Stored data:

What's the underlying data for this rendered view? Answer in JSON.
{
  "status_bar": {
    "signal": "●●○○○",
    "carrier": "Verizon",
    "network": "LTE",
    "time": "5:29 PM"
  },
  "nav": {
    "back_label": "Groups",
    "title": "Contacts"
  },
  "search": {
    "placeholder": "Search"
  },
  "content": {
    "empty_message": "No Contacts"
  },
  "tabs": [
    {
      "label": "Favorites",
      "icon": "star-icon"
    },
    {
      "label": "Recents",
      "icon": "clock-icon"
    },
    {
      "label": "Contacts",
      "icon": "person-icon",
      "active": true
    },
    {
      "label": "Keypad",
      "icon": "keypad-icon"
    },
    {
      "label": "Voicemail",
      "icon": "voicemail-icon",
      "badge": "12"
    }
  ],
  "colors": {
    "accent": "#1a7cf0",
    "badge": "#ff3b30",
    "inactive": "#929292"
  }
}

...

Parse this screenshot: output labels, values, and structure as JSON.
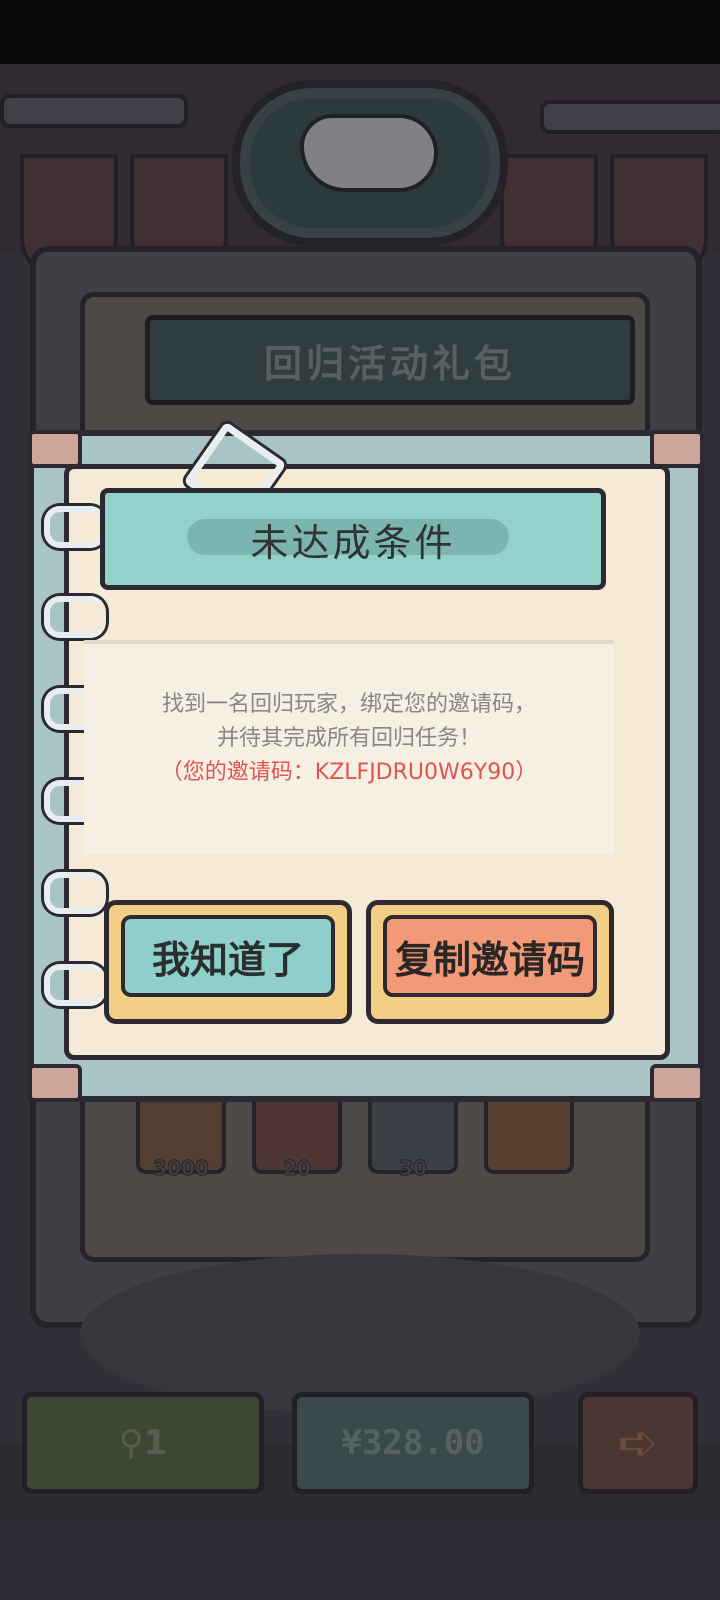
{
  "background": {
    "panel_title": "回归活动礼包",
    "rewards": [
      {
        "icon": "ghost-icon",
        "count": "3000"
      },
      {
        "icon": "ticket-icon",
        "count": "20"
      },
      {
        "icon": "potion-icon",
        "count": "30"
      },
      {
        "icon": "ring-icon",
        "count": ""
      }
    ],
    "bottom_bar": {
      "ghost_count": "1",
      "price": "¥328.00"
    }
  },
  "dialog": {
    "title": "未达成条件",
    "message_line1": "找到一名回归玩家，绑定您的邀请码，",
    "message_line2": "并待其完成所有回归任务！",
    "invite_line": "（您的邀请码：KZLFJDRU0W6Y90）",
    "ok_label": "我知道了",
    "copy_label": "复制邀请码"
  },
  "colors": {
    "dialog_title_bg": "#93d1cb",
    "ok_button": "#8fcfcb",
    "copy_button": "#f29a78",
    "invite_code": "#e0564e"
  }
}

==

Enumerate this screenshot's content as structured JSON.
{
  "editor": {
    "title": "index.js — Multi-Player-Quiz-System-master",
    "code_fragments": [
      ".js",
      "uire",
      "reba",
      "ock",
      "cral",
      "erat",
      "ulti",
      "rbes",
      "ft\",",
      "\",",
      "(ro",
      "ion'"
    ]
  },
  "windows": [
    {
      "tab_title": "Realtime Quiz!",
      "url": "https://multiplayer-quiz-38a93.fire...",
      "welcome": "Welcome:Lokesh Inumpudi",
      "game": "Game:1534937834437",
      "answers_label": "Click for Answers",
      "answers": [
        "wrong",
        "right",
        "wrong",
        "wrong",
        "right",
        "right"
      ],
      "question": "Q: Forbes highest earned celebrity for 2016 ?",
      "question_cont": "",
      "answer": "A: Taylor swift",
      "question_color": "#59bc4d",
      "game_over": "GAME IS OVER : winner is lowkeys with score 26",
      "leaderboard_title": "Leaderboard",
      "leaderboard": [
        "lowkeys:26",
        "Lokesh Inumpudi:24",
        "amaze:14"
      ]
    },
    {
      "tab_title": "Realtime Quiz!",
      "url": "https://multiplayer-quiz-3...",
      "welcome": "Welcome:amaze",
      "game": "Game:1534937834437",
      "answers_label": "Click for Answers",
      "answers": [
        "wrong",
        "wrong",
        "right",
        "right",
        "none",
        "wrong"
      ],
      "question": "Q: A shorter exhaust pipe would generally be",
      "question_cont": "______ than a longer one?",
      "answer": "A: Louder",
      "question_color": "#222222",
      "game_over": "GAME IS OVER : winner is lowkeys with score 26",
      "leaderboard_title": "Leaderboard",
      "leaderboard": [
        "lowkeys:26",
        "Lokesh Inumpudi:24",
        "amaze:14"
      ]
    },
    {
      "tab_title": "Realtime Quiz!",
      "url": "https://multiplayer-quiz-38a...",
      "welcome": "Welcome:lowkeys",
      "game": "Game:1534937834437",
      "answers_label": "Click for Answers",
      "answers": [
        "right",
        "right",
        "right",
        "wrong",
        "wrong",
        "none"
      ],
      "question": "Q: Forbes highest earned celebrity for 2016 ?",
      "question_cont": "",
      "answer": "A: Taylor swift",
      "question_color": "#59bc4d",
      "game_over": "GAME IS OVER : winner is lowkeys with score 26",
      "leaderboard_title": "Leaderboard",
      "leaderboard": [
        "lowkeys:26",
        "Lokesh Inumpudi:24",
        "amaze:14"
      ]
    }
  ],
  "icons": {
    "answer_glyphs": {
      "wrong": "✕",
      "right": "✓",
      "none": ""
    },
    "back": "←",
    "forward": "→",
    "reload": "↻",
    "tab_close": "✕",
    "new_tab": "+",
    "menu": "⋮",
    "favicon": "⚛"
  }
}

GIVEN PROBLEM.
Find the lines containing "Welcome" and pull them out.

CORRECT ANSWER.
      "welcome": "Welcome:Lokesh Inumpudi",
      "welcome": "Welcome:amaze",
      "welcome": "Welcome:lowkeys",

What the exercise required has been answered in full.